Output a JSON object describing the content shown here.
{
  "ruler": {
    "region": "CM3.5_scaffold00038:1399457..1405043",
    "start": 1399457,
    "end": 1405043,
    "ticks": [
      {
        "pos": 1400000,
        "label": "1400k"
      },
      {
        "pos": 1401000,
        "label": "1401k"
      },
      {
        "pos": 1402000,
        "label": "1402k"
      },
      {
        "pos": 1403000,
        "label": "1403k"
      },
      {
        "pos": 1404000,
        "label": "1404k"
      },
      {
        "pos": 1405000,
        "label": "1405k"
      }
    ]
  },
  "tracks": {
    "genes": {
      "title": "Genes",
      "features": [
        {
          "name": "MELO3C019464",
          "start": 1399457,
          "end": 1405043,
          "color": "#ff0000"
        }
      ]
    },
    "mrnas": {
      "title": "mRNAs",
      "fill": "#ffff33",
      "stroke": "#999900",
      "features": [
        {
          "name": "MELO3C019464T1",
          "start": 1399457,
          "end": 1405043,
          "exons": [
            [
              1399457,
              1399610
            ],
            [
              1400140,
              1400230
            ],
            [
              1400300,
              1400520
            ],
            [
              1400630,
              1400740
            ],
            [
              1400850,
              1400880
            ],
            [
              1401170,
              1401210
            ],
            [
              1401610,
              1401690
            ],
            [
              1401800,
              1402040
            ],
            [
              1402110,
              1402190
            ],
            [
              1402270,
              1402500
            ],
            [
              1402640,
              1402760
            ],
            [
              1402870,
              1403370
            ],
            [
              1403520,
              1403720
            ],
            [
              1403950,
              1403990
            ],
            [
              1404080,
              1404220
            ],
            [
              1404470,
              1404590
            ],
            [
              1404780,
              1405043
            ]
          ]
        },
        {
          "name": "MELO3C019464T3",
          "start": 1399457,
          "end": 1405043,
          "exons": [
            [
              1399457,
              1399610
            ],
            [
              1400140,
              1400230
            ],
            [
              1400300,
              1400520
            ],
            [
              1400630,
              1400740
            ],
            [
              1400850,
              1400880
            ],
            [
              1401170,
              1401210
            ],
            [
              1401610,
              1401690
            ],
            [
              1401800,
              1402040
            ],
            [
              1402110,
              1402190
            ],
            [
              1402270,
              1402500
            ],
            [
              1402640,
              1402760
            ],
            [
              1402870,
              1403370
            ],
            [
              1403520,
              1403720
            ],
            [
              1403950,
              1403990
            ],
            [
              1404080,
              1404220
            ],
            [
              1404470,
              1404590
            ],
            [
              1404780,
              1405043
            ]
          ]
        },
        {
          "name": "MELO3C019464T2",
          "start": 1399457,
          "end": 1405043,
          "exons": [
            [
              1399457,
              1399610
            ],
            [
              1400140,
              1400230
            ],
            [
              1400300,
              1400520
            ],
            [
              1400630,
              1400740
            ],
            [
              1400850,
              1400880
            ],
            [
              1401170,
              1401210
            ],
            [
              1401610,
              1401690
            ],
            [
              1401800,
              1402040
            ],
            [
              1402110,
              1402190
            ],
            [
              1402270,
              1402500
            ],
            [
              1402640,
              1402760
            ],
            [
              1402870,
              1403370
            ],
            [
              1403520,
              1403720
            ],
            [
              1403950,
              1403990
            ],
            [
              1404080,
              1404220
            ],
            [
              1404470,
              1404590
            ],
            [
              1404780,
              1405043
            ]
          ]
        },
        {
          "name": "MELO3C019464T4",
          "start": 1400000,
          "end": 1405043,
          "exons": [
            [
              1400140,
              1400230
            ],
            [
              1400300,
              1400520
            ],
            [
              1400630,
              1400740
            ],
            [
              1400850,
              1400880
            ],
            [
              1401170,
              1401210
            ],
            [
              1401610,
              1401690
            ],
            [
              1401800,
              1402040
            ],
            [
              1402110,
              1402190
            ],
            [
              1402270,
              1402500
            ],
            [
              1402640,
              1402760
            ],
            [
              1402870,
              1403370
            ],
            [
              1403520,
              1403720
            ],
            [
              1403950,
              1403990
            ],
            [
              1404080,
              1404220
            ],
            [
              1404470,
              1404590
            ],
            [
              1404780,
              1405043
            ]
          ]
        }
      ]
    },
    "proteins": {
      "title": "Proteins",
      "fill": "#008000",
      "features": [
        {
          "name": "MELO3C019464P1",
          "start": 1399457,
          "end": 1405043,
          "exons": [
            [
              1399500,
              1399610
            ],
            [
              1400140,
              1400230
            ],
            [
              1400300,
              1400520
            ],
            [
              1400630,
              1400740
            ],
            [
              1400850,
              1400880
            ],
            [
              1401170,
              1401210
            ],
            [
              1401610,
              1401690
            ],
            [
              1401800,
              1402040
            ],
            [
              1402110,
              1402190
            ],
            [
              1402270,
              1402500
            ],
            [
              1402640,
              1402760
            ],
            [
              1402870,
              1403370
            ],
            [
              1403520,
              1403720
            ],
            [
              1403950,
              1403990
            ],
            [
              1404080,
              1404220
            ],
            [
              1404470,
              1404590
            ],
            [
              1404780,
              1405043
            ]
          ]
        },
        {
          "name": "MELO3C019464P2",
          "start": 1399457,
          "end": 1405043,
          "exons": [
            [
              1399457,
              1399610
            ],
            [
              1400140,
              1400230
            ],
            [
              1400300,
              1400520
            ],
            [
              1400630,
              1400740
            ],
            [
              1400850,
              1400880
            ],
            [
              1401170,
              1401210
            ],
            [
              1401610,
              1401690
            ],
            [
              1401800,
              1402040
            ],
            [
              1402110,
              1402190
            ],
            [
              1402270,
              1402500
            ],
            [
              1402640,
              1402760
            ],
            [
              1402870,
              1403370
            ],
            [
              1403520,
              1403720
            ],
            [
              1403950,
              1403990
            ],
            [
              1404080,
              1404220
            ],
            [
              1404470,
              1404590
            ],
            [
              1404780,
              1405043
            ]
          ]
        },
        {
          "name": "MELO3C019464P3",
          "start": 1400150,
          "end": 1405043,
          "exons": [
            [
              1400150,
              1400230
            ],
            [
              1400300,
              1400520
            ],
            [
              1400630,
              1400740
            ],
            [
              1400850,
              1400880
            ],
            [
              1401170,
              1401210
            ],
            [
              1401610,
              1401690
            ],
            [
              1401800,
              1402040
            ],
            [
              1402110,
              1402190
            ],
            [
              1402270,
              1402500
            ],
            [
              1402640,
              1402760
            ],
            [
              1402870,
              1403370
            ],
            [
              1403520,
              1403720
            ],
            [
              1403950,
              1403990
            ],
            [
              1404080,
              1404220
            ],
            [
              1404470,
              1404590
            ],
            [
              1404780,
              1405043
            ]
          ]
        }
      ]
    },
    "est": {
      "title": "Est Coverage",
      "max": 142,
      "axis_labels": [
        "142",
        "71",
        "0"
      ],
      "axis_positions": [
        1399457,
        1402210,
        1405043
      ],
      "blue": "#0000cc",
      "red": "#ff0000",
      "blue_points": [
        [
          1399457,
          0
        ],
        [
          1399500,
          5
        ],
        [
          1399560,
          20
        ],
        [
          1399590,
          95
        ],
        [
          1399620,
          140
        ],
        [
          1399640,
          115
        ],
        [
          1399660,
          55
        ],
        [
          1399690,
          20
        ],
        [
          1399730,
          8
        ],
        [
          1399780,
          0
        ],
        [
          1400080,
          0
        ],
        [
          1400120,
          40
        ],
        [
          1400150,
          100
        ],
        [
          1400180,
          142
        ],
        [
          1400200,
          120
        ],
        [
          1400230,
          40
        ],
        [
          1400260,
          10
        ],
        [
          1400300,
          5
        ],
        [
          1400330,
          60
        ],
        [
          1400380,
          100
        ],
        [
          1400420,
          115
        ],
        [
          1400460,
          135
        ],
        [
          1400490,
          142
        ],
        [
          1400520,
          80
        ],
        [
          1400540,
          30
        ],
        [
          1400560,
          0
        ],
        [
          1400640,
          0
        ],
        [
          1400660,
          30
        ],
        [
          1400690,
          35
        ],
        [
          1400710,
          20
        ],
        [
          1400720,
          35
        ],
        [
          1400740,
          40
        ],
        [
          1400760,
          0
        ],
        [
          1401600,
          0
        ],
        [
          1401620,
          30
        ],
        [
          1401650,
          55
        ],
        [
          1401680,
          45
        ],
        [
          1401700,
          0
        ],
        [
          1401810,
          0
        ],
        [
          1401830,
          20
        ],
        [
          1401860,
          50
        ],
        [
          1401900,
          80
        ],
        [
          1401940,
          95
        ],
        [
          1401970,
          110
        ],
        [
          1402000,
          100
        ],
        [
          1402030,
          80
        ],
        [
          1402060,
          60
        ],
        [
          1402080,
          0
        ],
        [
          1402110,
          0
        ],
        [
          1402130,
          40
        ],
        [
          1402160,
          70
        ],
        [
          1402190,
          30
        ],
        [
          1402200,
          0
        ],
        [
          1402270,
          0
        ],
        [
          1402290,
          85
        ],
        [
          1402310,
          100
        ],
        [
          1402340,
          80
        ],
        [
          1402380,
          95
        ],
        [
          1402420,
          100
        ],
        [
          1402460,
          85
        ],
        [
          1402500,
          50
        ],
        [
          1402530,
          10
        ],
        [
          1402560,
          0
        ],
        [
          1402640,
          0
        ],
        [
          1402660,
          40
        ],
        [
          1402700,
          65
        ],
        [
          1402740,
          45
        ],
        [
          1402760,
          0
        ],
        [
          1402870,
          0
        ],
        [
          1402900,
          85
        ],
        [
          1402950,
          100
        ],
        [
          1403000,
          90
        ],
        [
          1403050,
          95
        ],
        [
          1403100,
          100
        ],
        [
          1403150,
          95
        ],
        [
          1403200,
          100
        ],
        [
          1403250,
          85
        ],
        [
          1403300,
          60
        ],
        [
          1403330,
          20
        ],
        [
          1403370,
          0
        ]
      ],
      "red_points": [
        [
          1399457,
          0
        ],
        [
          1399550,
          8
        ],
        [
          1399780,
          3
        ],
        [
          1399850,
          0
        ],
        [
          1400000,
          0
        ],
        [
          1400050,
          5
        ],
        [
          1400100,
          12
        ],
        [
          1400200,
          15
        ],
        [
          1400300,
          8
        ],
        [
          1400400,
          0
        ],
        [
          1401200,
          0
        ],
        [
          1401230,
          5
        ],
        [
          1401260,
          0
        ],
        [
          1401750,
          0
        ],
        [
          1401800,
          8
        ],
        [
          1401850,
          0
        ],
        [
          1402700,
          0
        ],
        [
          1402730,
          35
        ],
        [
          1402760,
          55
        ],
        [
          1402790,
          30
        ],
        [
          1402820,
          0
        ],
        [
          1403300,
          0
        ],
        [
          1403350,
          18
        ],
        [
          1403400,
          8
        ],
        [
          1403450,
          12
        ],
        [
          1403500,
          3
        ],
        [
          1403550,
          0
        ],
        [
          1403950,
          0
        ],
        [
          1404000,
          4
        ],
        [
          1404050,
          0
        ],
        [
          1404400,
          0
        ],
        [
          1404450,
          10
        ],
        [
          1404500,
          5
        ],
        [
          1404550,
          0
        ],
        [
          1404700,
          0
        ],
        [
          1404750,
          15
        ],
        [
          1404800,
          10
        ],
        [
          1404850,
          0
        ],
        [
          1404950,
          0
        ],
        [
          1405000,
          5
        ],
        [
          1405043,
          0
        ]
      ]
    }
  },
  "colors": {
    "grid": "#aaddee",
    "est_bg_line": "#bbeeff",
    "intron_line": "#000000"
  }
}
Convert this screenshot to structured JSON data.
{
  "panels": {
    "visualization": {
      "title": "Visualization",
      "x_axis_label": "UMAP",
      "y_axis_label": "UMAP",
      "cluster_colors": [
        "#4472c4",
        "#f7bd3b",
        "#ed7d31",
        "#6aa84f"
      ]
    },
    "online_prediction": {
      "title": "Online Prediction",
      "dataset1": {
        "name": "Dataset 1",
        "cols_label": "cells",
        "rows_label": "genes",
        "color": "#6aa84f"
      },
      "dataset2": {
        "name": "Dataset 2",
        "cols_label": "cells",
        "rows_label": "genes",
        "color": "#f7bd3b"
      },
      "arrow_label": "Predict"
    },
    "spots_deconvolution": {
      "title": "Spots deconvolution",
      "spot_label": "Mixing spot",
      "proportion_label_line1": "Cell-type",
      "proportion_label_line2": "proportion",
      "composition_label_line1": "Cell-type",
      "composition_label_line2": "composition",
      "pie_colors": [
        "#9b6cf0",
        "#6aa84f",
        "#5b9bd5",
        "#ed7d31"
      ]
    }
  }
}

++++

* _PROBLEM DESCRIPTION_:
With the line containing "Convert this screenshot" as the first and the final line of the entries above as the last, write out that span exactly and nothing more.

* _EXPECTED ANSWER_:
Convert this screenshot to structured JSON data.
{
  "panels": {
    "visualization": {
      "title": "Visualization",
      "x_axis_label": "UMAP",
      "y_axis_label": "UMAP",
      "cluster_colors": [
        "#4472c4",
        "#f7bd3b",
        "#ed7d31",
        "#6aa84f"
      ]
    },
    "online_prediction": {
      "title": "Online Prediction",
      "dataset1": {
        "name": "Dataset 1",
        "cols_label": "cells",
        "rows_label": "genes",
        "color": "#6aa84f"
      },
      "dataset2": {
        "name": "Dataset 2",
        "cols_label": "cells",
        "rows_label": "genes",
        "color": "#f7bd3b"
      },
      "arrow_label": "Predict"
    },
    "spots_deconvolution": {
      "title": "Spots deconvolution",
      "spot_label": "Mixing spot",
      "proportion_label_line1": "Cell-type",
      "proportion_label_line2": "proportion",
      "composition_label_line1": "Cell-type",
      "composition_label_line2": "composition",
      "pie_colors": [
        "#9b6cf0",
        "#6aa84f",
        "#5b9bd5",
        "#ed7d31"
      ]
    }
  }
}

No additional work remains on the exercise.